TASK DIRECTIONS
Copy the records below exactly, leaving out any pictures.

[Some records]

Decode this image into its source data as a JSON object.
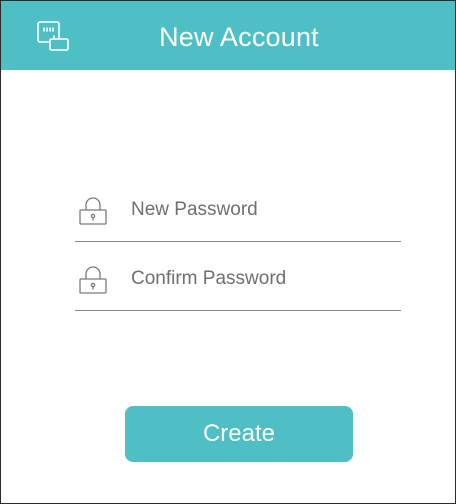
{
  "header": {
    "title": "New Account",
    "icon": "router-icon",
    "background_color": "#4fbfc6"
  },
  "form": {
    "fields": [
      {
        "icon": "lock-icon",
        "placeholder": "New Password",
        "value": ""
      },
      {
        "icon": "lock-icon",
        "placeholder": "Confirm Password",
        "value": ""
      }
    ]
  },
  "actions": {
    "create_label": "Create",
    "button_color": "#4fbfc6"
  }
}
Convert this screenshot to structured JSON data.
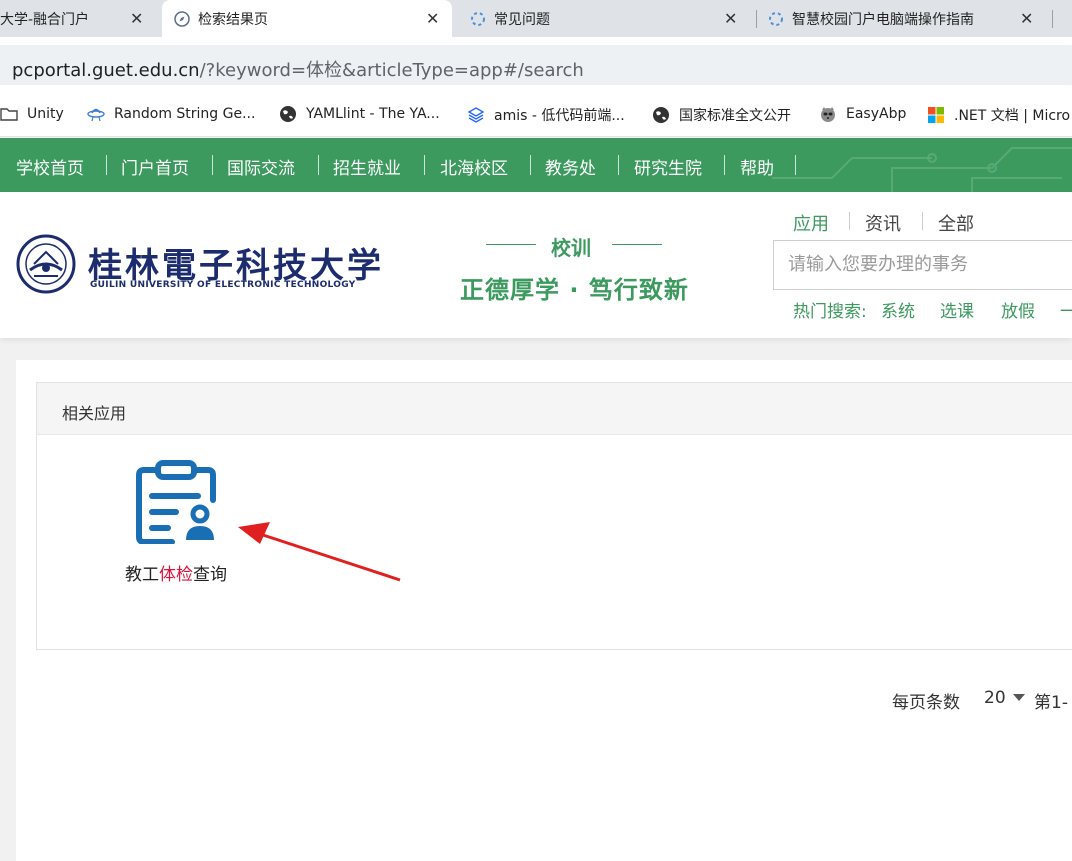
{
  "browser": {
    "tabs": [
      {
        "label": "大学-融合门户",
        "icon": "portal-icon",
        "active": false
      },
      {
        "label": "检索结果页",
        "icon": "compass-icon",
        "active": true
      },
      {
        "label": "常见问题",
        "icon": "loading-icon",
        "active": false
      },
      {
        "label": "智慧校园门户电脑端操作指南",
        "icon": "loading-icon",
        "active": false
      }
    ],
    "close_glyph": "✕",
    "url": {
      "host": "pcportal.guet.edu.cn",
      "path": "/?keyword=体检&articleType=app#/search"
    },
    "bookmarks": [
      {
        "label": "Unity",
        "icon": "folder-icon"
      },
      {
        "label": "Random String Ge...",
        "icon": "ufo-icon"
      },
      {
        "label": "YAMLlint - The YA...",
        "icon": "globe-icon"
      },
      {
        "label": "amis - 低代码前端...",
        "icon": "layers-icon"
      },
      {
        "label": "国家标准全文公开",
        "icon": "globe-icon"
      },
      {
        "label": "EasyAbp",
        "icon": "raccoon-icon"
      },
      {
        "label": ".NET 文档 | Micro",
        "icon": "windows-icon"
      }
    ]
  },
  "nav": {
    "items": [
      "学校首页",
      "门户首页",
      "国际交流",
      "招生就业",
      "北海校区",
      "教务处",
      "研究生院",
      "帮助"
    ]
  },
  "header": {
    "logo_cn": "桂林電子科技大学",
    "logo_en": "GUILIN UNIVERSITY OF ELECTRONIC TECHNOLOGY",
    "motto_title": "校训",
    "motto_text": "正德厚学 · 笃行致新",
    "search_tabs": [
      "应用",
      "资讯",
      "全部"
    ],
    "search_placeholder": "请输入您要办理的事务",
    "hot_label": "热门搜索:",
    "hot_items": [
      "系统",
      "选课",
      "放假"
    ],
    "green": "#3c9a5f",
    "navy": "#1c2c6e"
  },
  "results": {
    "section_title": "相关应用",
    "app": {
      "label_prefix": "教工",
      "label_highlight": "体检",
      "label_suffix": "查询",
      "icon": "clipboard-user-icon",
      "icon_color": "#1a6fb4",
      "highlight_color": "#d8143a"
    }
  },
  "pagination": {
    "page_size_label": "每页条数",
    "page_size": "20",
    "page_info": "第1-"
  }
}
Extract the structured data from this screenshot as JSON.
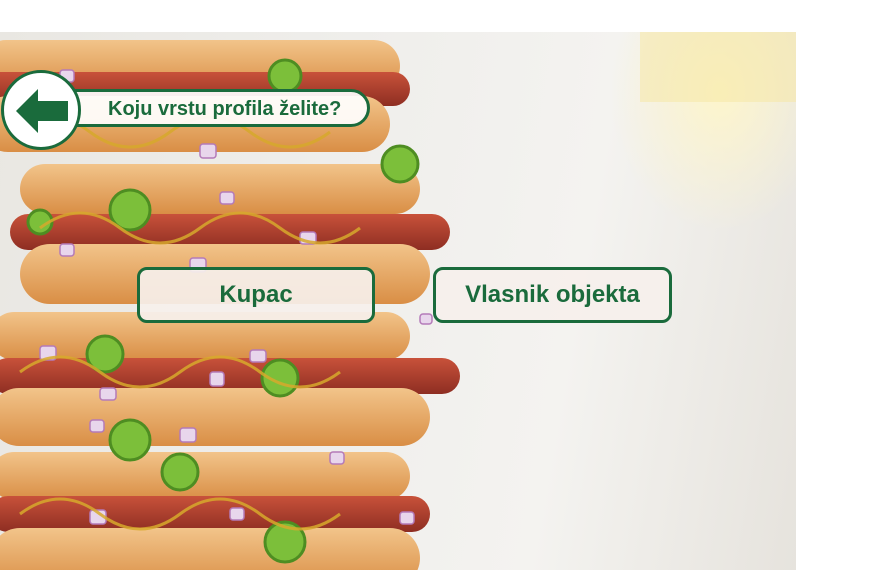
{
  "header": {
    "title": "Koju vrstu profila želite?"
  },
  "icons": {
    "back": "arrow-left-icon"
  },
  "choices": {
    "customer_label": "Kupac",
    "owner_label": "Vlasnik objekta"
  },
  "colors": {
    "accent": "#1a6b3c",
    "button_fill": "#f6f0ec",
    "background": "#ffffff"
  }
}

COMPLETE ANSWER
Decode this image into its source data as a JSON object.
{
  "header": {
    "title": "New Account",
    "icon": "router-icon",
    "background_color": "#4fbfc6"
  },
  "form": {
    "fields": [
      {
        "icon": "lock-icon",
        "placeholder": "New Password",
        "value": ""
      },
      {
        "icon": "lock-icon",
        "placeholder": "Confirm Password",
        "value": ""
      }
    ]
  },
  "actions": {
    "create_label": "Create",
    "button_color": "#4fbfc6"
  }
}
Convert this screenshot to structured JSON data.
{
  "browser": {
    "tabs": [
      {
        "label": "大学-融合门户",
        "icon": "portal-icon",
        "active": false
      },
      {
        "label": "检索结果页",
        "icon": "compass-icon",
        "active": true
      },
      {
        "label": "常见问题",
        "icon": "loading-icon",
        "active": false
      },
      {
        "label": "智慧校园门户电脑端操作指南",
        "icon": "loading-icon",
        "active": false
      }
    ],
    "close_glyph": "✕",
    "url": {
      "host": "pcportal.guet.edu.cn",
      "path": "/?keyword=体检&articleType=app#/search"
    },
    "bookmarks": [
      {
        "label": "Unity",
        "icon": "folder-icon"
      },
      {
        "label": "Random String Ge...",
        "icon": "ufo-icon"
      },
      {
        "label": "YAMLlint - The YA...",
        "icon": "globe-icon"
      },
      {
        "label": "amis - 低代码前端...",
        "icon": "layers-icon"
      },
      {
        "label": "国家标准全文公开",
        "icon": "globe-icon"
      },
      {
        "label": "EasyAbp",
        "icon": "raccoon-icon"
      },
      {
        "label": ".NET 文档 | Micro",
        "icon": "windows-icon"
      }
    ]
  },
  "nav": {
    "items": [
      "学校首页",
      "门户首页",
      "国际交流",
      "招生就业",
      "北海校区",
      "教务处",
      "研究生院",
      "帮助"
    ]
  },
  "header": {
    "logo_cn": "桂林電子科技大学",
    "logo_en": "GUILIN UNIVERSITY OF ELECTRONIC TECHNOLOGY",
    "motto_title": "校训",
    "motto_text": "正德厚学 · 笃行致新",
    "search_tabs": [
      "应用",
      "资讯",
      "全部"
    ],
    "search_placeholder": "请输入您要办理的事务",
    "hot_label": "热门搜索:",
    "hot_items": [
      "系统",
      "选课",
      "放假"
    ],
    "green": "#3c9a5f",
    "navy": "#1c2c6e"
  },
  "results": {
    "section_title": "相关应用",
    "app": {
      "label_prefix": "教工",
      "label_highlight": "体检",
      "label_suffix": "查询",
      "icon": "clipboard-user-icon",
      "icon_color": "#1a6fb4",
      "highlight_color": "#d8143a"
    }
  },
  "pagination": {
    "page_size_label": "每页条数",
    "page_size": "20",
    "page_info": "第1-"
  }
}
Extract the structured data from this screenshot as JSON.
{
  "header": {
    "title": "Koju vrstu profila želite?"
  },
  "icons": {
    "back": "arrow-left-icon"
  },
  "choices": {
    "customer_label": "Kupac",
    "owner_label": "Vlasnik objekta"
  },
  "colors": {
    "accent": "#1a6b3c",
    "button_fill": "#f6f0ec",
    "background": "#ffffff"
  }
}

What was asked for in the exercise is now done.